A need for expertise
Lockheed Martin saw telecommunications as an area of enormous growth, but it lacked the expertise, credibility and worldwide network licenses to be a viable player. Buying the venerable, internationally known Comsat would be a long and swift step toward filling these gaps.
"We want to address international markets where the infrastructure is not as established as in the United States," said John Montague, the chief financial officer of Lockheed Martin's recently established international communications division. "We wanted a company with a global presence."
Partnering up with Lockheed Martin could help Comsat on one very important front: Capitol Hill. Congress is considering legislation that would speed the privatization of the satellite industry.
Alewine readily listed Lockheed Martin's famed legislative prowess as a key reason why the merger benefits her company.
Approval considered likely
Analysts say approval of the merger is likely, but warn that it may not come until late next year or 2000. The deal needs regulators' approval, and Congress has to pass legislation that will allow Lockheed Martin to take a larger share of Comsat than would be allowed in the original Communications Satellite Act.
Alewine said selling off Comsat was not part of her original plan for the company, adding: "It's not that the merger has to happen for us to be strong going forward."

- [DATA FOR ANALYSIS]
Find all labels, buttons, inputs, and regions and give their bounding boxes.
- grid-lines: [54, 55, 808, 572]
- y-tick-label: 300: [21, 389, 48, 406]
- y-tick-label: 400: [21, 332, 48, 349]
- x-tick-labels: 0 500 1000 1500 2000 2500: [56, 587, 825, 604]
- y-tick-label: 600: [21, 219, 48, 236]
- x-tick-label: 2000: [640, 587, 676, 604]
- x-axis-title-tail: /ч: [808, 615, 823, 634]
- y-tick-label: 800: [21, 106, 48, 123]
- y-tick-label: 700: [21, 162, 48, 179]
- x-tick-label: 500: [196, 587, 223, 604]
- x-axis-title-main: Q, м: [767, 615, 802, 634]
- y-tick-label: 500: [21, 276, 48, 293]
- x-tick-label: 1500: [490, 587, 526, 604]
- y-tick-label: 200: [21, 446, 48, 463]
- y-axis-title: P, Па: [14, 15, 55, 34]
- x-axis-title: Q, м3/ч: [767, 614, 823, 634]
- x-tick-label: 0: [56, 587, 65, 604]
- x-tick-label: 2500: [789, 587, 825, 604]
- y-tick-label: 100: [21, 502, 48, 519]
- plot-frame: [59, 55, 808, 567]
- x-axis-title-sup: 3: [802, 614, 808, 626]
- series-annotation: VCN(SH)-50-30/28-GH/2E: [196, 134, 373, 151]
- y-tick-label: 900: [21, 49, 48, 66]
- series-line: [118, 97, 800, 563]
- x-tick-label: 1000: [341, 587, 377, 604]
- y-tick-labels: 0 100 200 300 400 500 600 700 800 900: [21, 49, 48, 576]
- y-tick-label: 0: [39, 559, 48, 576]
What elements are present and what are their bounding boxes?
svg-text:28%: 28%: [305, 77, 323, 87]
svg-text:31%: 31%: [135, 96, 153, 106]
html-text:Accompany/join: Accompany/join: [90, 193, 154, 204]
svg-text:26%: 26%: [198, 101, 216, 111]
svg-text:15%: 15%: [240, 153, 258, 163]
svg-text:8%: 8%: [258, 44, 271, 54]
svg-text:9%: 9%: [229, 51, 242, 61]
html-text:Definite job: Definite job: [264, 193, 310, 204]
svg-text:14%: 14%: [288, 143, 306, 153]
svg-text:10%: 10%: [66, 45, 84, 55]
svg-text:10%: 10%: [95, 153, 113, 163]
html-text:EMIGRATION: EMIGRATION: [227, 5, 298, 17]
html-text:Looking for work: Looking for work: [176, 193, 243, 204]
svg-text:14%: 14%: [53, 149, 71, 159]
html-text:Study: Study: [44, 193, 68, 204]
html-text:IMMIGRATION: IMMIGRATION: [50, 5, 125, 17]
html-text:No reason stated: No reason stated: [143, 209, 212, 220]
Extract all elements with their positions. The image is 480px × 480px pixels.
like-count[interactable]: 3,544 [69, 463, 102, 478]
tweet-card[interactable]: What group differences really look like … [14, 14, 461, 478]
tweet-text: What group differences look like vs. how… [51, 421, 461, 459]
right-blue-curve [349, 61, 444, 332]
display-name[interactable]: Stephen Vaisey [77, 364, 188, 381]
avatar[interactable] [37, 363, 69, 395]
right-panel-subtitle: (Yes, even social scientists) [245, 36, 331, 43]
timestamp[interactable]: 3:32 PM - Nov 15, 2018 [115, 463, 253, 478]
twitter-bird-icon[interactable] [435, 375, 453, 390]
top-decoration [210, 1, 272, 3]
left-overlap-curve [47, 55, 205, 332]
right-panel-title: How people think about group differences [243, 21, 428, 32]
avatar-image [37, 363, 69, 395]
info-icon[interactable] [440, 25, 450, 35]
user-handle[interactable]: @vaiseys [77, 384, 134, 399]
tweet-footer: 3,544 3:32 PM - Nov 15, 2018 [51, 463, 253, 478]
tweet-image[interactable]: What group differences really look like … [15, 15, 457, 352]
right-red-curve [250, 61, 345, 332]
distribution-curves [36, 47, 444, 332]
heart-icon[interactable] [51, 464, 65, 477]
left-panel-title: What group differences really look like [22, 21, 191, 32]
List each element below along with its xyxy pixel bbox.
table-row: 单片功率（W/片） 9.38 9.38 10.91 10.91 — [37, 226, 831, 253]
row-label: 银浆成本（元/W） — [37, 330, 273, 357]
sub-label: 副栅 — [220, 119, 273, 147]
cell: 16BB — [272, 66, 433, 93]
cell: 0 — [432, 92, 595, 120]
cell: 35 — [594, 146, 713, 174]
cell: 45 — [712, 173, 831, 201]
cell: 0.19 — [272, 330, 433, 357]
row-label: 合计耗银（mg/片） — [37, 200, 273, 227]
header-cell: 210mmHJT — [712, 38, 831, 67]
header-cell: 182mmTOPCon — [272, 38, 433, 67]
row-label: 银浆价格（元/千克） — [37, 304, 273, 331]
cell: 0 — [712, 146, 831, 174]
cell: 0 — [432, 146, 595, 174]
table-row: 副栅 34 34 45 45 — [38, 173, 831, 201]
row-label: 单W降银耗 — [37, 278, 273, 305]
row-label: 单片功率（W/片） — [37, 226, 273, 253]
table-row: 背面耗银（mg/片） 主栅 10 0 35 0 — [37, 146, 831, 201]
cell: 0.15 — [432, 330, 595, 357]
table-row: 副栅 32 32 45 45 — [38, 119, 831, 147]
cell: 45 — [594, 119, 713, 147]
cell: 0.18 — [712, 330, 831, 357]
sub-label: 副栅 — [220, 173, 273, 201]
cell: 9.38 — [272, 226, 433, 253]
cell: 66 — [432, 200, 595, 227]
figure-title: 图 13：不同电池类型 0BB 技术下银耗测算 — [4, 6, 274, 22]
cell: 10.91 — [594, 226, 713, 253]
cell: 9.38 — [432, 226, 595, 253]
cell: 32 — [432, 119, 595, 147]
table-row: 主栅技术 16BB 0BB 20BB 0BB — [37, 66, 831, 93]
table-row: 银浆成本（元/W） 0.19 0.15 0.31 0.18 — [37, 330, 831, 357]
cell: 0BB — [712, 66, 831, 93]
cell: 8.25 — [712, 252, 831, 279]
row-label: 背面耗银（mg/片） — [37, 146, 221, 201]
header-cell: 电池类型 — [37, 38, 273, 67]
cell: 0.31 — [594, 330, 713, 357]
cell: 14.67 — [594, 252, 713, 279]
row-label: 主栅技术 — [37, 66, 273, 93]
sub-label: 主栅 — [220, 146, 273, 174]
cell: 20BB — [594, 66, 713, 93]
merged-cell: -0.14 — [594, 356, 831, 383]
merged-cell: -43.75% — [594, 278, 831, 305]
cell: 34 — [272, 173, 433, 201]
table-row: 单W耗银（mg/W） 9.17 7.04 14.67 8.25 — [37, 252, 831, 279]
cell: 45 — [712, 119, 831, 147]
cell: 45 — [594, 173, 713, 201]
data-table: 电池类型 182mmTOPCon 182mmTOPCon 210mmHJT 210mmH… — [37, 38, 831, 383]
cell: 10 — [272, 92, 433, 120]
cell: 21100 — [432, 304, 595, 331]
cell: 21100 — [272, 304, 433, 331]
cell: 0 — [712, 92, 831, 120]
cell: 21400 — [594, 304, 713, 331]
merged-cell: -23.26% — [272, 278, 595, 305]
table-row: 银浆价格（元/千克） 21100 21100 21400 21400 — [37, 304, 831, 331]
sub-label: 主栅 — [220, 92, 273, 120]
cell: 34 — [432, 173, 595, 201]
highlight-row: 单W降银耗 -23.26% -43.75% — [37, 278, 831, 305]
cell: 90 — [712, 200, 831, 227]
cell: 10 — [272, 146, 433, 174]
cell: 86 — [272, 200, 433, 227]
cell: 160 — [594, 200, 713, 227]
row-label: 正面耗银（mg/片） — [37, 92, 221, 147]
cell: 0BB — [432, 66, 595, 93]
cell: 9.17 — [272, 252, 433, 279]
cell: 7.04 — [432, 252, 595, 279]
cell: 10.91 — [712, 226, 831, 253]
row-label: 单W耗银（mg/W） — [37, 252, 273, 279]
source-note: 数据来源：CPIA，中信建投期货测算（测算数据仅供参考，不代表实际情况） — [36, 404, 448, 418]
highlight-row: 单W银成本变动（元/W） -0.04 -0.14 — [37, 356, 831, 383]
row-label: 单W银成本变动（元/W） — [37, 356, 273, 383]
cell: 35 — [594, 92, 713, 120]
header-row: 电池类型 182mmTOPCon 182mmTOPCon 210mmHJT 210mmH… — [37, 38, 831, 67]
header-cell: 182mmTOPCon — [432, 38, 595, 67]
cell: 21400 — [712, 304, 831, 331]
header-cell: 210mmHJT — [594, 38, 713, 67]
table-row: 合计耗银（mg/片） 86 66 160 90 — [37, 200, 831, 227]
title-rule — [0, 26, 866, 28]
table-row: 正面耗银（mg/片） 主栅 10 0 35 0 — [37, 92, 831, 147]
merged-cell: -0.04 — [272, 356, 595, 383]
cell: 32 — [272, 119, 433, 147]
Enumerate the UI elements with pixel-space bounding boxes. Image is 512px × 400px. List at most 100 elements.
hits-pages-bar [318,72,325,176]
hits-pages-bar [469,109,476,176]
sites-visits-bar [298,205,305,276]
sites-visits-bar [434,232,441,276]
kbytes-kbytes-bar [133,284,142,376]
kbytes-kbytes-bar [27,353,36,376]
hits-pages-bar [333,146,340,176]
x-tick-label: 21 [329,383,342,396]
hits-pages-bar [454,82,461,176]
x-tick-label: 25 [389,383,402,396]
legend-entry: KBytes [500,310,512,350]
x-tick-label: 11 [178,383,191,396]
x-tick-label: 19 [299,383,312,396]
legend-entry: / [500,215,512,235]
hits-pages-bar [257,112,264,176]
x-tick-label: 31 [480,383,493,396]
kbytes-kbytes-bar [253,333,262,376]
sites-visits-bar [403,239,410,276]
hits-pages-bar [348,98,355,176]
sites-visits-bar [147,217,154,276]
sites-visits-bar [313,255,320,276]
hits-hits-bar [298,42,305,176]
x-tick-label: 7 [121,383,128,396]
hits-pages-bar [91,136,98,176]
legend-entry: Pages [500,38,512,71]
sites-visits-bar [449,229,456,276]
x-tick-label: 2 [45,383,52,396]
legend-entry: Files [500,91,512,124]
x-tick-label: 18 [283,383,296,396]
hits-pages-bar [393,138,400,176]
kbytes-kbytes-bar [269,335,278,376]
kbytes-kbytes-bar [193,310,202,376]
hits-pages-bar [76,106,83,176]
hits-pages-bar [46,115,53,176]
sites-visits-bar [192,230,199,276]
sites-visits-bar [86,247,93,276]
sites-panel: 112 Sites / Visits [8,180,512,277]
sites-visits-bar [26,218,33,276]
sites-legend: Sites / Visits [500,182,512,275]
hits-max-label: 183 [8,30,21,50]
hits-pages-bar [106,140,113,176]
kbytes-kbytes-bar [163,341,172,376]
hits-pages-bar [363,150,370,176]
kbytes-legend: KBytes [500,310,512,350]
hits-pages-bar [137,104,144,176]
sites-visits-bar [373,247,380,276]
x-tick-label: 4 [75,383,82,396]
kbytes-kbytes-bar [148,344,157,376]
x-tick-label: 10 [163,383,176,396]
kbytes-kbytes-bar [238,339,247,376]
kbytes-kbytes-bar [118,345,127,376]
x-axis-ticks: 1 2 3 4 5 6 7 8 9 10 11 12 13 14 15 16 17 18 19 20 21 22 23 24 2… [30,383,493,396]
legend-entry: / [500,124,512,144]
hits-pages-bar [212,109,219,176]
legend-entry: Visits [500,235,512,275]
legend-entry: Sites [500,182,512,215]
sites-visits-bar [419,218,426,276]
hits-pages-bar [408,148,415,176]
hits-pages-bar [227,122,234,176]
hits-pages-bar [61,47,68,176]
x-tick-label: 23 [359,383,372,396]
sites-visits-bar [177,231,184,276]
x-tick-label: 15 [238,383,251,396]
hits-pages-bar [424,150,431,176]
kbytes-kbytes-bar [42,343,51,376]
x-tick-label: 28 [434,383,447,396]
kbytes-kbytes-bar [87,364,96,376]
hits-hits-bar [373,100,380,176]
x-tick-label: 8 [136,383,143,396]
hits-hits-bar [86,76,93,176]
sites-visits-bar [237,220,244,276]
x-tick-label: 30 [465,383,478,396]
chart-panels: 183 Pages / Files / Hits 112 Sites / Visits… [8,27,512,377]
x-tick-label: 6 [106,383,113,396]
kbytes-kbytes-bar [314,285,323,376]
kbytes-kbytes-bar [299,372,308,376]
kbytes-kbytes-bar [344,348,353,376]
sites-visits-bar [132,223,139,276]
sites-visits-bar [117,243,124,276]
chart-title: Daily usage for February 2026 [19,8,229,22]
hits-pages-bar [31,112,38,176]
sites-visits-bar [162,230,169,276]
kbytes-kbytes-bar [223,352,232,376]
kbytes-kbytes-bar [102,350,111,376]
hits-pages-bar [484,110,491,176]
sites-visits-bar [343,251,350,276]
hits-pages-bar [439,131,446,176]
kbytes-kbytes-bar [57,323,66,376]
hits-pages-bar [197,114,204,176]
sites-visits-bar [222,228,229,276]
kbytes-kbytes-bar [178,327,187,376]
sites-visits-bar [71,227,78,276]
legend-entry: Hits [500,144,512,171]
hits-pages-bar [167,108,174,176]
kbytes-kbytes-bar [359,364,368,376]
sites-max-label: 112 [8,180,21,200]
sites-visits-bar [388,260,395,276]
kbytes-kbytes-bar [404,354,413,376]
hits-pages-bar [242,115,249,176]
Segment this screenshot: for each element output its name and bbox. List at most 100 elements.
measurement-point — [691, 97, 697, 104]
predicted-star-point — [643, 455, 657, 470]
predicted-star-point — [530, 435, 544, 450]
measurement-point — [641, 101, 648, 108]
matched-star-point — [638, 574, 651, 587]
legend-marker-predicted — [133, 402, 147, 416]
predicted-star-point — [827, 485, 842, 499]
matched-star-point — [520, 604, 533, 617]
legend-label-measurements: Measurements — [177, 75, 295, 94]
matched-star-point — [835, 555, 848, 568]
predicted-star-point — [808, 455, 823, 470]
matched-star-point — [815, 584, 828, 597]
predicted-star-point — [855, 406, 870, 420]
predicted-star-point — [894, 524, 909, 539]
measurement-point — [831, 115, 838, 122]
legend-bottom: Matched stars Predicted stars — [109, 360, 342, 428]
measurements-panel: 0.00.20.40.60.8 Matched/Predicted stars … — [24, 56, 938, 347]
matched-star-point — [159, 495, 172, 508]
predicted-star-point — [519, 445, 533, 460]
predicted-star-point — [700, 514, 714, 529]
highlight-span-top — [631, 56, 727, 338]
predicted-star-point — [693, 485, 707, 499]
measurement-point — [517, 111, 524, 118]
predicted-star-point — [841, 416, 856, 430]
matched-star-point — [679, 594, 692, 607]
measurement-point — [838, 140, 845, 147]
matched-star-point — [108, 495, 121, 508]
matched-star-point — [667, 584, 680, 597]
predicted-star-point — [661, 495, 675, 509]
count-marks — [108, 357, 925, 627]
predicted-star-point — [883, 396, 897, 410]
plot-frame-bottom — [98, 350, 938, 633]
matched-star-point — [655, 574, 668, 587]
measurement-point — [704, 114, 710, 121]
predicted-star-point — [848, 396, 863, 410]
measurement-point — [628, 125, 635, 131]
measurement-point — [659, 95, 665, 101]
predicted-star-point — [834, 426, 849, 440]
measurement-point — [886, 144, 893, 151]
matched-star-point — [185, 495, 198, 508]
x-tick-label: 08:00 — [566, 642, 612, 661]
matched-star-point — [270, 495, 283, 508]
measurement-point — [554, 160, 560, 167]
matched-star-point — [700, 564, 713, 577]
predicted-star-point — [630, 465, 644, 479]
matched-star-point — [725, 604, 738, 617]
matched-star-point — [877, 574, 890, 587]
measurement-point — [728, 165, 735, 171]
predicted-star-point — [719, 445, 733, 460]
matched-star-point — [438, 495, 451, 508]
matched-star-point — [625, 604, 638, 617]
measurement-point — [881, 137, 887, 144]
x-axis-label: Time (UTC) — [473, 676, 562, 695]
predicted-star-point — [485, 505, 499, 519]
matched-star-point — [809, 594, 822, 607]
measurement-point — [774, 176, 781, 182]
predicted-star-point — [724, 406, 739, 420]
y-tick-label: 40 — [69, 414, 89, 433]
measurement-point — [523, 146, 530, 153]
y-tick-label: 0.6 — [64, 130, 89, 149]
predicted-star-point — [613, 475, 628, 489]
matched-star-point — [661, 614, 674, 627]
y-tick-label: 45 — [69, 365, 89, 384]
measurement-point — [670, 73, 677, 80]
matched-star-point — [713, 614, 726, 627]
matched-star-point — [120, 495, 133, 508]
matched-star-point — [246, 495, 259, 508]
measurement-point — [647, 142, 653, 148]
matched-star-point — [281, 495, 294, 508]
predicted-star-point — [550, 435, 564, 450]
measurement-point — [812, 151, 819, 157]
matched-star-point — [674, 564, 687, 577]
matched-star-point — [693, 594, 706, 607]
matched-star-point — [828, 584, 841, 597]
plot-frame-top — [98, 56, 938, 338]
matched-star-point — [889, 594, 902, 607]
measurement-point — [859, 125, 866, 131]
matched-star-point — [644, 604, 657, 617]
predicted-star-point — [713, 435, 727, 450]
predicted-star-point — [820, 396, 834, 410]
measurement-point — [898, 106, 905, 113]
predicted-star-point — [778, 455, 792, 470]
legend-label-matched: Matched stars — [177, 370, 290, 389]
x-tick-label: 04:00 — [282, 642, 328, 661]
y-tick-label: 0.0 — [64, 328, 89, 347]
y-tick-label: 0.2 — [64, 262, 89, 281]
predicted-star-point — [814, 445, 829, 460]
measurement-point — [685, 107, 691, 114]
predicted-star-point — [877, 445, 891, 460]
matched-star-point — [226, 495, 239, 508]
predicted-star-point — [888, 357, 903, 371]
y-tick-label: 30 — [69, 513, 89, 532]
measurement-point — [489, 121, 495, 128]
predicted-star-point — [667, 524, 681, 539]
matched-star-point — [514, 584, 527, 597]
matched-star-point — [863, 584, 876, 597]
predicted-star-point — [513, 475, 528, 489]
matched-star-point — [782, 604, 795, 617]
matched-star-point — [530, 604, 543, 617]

- [DIRECTIONS]
1: From the merger article, quote the passage between "A need for expertise" and "filling these gaps.", inclusive.
2: Using the merger article, explain why Lockheed Martin wanted to buy Comsat.

- [PER-TASK OUTPUTS]
1:
A need for expertise
Lockheed Martin saw telecommunications as an area of enormous growth, but it lacked the expertise, credibility and worldwide network licenses to be a viable player. Buying the venerable, internationally known Comsat would be a long and swift step toward filling these gaps.

2: Lockheed Martin saw telecommunications as an area of enormous growth, but it lacked the expertise, credibility and worldwide network licenses to be a viable player. Buying the internationally known Comsat would be a long and swift step toward filling those gaps and would give it a company with a global presence.